PROBLEM DETAILS:
Without the images, output each record below as it stands.

RECORDED DATA:
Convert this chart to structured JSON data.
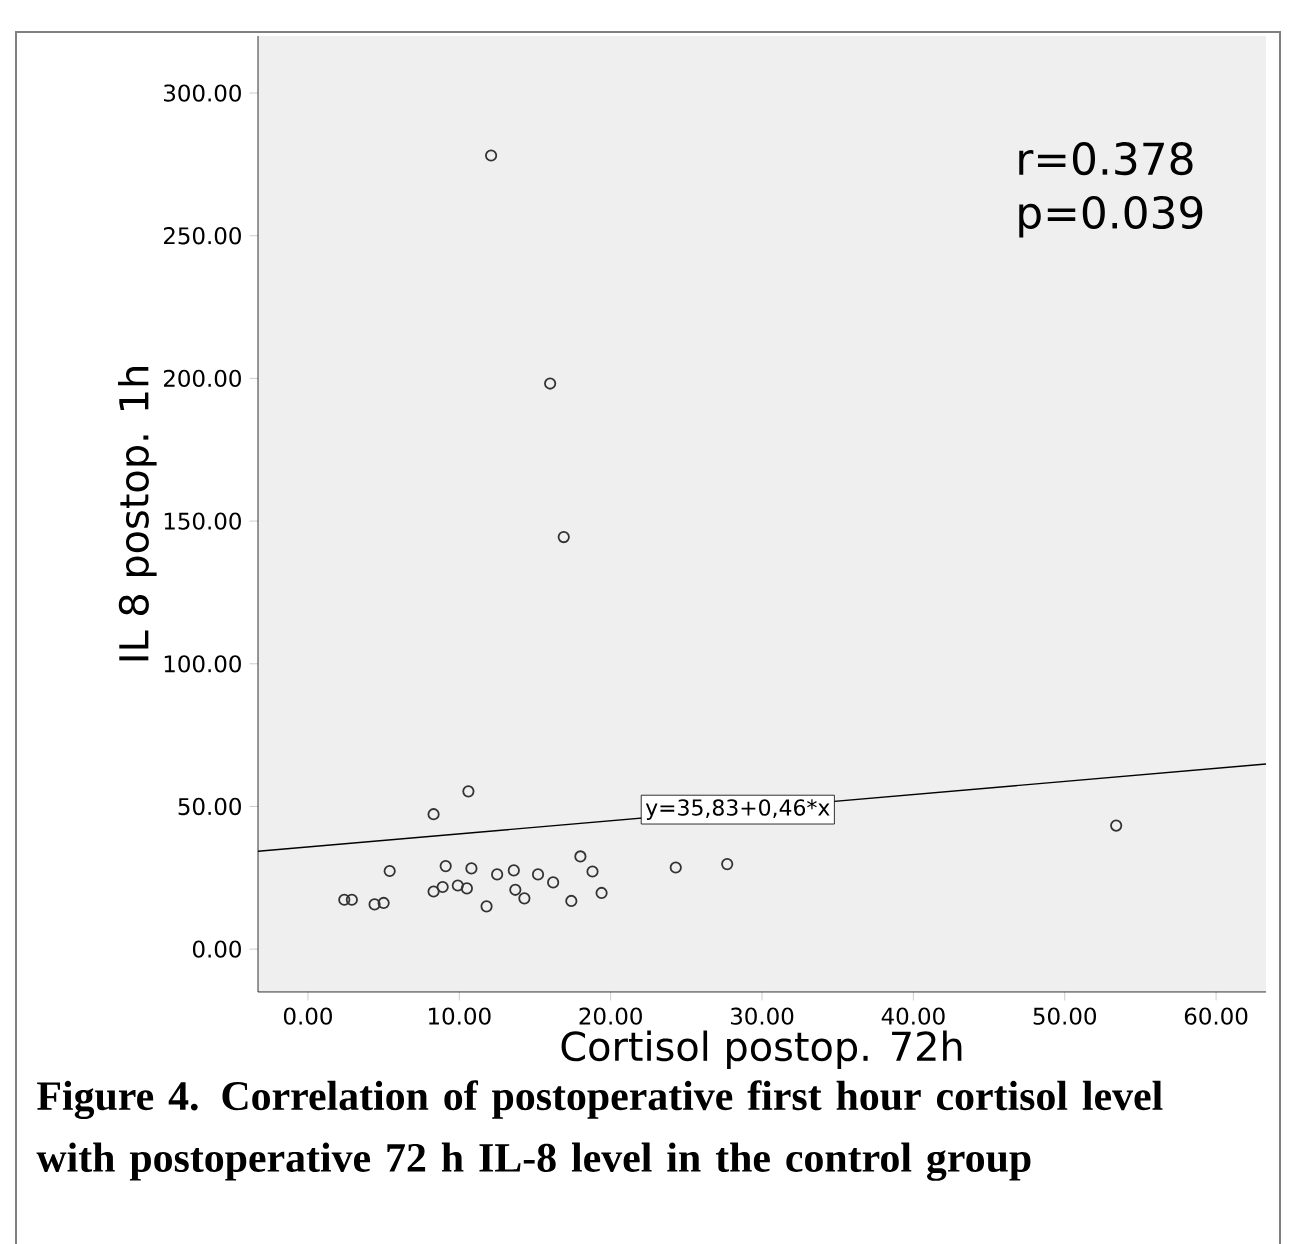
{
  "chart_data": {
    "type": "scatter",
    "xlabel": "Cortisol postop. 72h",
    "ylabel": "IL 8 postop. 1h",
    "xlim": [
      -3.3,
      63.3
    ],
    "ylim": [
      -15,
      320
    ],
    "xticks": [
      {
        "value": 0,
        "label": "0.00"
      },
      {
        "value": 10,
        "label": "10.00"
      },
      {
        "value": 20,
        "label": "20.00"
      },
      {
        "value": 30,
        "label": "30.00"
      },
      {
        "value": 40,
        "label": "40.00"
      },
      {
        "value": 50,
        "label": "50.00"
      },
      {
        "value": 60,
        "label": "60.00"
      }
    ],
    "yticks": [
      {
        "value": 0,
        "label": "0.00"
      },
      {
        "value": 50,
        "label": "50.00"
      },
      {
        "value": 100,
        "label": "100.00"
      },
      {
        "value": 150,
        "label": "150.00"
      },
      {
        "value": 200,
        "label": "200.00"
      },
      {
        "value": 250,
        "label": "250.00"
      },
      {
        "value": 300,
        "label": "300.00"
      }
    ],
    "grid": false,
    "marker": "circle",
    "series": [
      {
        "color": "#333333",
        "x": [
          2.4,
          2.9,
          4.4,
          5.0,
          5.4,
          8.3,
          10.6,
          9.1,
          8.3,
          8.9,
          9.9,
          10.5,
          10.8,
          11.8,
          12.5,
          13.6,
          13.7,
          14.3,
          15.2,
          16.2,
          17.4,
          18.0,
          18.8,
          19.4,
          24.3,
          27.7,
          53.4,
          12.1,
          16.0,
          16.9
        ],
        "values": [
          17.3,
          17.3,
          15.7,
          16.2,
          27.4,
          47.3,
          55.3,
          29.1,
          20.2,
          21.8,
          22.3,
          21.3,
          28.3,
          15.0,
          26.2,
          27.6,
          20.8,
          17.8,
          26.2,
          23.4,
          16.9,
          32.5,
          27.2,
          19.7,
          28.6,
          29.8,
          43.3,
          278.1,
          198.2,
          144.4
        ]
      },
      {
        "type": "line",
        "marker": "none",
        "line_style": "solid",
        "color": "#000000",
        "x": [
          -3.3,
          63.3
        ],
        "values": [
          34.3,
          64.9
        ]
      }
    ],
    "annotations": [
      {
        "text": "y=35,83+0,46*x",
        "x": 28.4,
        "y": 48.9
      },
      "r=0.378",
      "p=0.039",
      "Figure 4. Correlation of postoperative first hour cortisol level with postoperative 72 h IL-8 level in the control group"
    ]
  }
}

THE SOLUTION:
Convert this chart to structured JSON data.
{
  "chart_data": {
    "type": "scatter",
    "xlabel": "Cortisol postop. 72h",
    "ylabel": "IL 8 postop. 1h",
    "xlim": [
      -3.3,
      63.3
    ],
    "ylim": [
      -15,
      320
    ],
    "xticks": [
      {
        "value": 0,
        "label": "0.00"
      },
      {
        "value": 10,
        "label": "10.00"
      },
      {
        "value": 20,
        "label": "20.00"
      },
      {
        "value": 30,
        "label": "30.00"
      },
      {
        "value": 40,
        "label": "40.00"
      },
      {
        "value": 50,
        "label": "50.00"
      },
      {
        "value": 60,
        "label": "60.00"
      }
    ],
    "yticks": [
      {
        "value": 0,
        "label": "0.00"
      },
      {
        "value": 50,
        "label": "50.00"
      },
      {
        "value": 100,
        "label": "100.00"
      },
      {
        "value": 150,
        "label": "150.00"
      },
      {
        "value": 200,
        "label": "200.00"
      },
      {
        "value": 250,
        "label": "250.00"
      },
      {
        "value": 300,
        "label": "300.00"
      }
    ],
    "grid": false,
    "marker": "circle",
    "series": [
      {
        "color": "#333333",
        "x": [
          2.4,
          2.9,
          4.4,
          5.0,
          5.4,
          8.3,
          10.6,
          9.1,
          8.3,
          8.9,
          9.9,
          10.5,
          10.8,
          11.8,
          12.5,
          13.6,
          13.7,
          14.3,
          15.2,
          16.2,
          17.4,
          18.0,
          18.8,
          19.4,
          24.3,
          27.7,
          53.4,
          12.1,
          16.0,
          16.9
        ],
        "values": [
          17.3,
          17.3,
          15.7,
          16.2,
          27.4,
          47.3,
          55.3,
          29.1,
          20.2,
          21.8,
          22.3,
          21.3,
          28.3,
          15.0,
          26.2,
          27.6,
          20.8,
          17.8,
          26.2,
          23.4,
          16.9,
          32.5,
          27.2,
          19.7,
          28.6,
          29.8,
          43.3,
          278.1,
          198.2,
          144.4
        ]
      },
      {
        "type": "line",
        "marker": "none",
        "line_style": "solid",
        "color": "#000000",
        "x": [
          -3.3,
          63.3
        ],
        "values": [
          34.3,
          64.9
        ]
      }
    ],
    "annotations": [
      {
        "text": "y=35,83+0,46*x",
        "x": 28.4,
        "y": 48.9
      },
      "r=0.378",
      "p=0.039",
      "Figure 4. Correlation of postoperative first hour cortisol level with postoperative 72 h IL-8 level in the control group"
    ]
  }
}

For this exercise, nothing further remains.